#### What you are asked to do:
Count only the lines of the records that hold "return", then give the number without any other words.

(Data entries)
━━━━━━━━━━━━━━━━━━━━
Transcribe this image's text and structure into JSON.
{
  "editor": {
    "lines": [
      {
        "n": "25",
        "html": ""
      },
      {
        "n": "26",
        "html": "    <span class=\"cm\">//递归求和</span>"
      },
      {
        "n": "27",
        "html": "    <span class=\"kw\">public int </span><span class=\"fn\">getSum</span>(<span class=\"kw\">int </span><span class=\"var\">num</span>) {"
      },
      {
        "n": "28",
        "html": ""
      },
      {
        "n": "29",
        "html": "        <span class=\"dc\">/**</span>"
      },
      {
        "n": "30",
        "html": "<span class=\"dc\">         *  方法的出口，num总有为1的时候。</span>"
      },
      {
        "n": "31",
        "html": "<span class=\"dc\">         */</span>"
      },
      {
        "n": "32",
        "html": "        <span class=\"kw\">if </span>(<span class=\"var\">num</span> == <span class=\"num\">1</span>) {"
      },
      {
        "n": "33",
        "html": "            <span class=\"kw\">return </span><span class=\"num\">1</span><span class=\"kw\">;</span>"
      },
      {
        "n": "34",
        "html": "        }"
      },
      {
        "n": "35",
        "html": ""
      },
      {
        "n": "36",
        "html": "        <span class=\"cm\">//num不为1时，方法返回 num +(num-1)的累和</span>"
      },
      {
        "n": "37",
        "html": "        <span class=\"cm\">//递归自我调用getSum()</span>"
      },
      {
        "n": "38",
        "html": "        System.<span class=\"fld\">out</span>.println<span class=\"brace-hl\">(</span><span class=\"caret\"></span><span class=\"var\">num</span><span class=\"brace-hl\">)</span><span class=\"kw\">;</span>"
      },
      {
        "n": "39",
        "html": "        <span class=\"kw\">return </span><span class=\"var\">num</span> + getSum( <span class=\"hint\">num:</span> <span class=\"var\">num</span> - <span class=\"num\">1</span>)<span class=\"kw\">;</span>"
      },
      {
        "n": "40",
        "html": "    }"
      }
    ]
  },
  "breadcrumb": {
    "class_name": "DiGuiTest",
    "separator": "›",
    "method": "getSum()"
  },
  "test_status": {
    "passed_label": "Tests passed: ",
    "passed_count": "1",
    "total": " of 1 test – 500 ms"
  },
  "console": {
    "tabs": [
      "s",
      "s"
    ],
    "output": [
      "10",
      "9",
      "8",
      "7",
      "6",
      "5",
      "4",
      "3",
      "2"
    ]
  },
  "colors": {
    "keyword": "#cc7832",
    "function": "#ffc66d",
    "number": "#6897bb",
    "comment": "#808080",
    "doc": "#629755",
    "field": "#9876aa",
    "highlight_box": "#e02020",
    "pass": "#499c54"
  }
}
━━━━━━━━━━━━━━━━━━━━
#### Reply:
2